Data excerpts
-=-=-
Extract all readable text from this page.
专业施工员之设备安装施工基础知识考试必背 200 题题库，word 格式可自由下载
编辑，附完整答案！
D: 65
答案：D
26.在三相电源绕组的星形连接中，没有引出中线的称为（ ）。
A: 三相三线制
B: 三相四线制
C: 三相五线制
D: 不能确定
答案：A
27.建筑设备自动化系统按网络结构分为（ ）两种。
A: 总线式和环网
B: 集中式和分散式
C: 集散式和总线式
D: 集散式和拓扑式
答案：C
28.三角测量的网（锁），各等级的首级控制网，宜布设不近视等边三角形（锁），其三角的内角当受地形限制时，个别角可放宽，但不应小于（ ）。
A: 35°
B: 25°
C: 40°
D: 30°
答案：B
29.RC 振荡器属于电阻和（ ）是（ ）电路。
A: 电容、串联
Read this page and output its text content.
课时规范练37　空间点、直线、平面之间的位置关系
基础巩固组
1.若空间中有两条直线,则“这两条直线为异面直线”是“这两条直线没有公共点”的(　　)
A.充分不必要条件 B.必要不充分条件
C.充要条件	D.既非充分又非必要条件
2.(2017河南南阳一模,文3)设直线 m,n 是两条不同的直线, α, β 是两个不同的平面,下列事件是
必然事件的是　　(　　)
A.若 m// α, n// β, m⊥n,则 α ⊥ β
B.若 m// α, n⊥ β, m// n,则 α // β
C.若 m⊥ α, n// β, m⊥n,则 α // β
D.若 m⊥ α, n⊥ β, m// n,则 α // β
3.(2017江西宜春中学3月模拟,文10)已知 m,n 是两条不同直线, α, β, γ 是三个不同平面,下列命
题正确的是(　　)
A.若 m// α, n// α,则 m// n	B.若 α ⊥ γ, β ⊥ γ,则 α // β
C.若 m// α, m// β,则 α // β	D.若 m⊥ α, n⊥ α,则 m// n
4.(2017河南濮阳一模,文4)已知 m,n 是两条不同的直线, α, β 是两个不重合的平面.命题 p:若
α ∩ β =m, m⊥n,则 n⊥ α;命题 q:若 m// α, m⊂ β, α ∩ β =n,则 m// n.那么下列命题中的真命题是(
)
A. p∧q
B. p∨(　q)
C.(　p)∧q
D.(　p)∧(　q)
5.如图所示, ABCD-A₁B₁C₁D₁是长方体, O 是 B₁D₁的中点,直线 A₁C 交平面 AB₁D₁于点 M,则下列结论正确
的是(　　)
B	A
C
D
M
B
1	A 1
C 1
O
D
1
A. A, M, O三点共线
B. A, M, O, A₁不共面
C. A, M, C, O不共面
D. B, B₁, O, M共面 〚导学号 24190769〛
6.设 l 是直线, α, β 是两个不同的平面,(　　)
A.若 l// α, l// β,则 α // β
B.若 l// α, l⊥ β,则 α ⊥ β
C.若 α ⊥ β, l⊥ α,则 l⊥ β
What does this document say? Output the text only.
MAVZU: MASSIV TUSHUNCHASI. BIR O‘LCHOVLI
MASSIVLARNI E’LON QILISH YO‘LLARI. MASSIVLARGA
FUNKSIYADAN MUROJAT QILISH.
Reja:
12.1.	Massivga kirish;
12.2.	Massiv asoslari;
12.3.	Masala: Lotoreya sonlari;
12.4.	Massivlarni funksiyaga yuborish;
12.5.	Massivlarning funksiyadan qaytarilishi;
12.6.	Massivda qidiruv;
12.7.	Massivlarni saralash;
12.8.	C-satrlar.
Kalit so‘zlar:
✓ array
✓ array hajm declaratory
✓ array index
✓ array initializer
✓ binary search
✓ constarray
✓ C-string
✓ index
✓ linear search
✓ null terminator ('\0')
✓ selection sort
-=-=-
What you need to do: Report only how many lines in the records contain the word "是两个不同的平面".

Problem solution: 2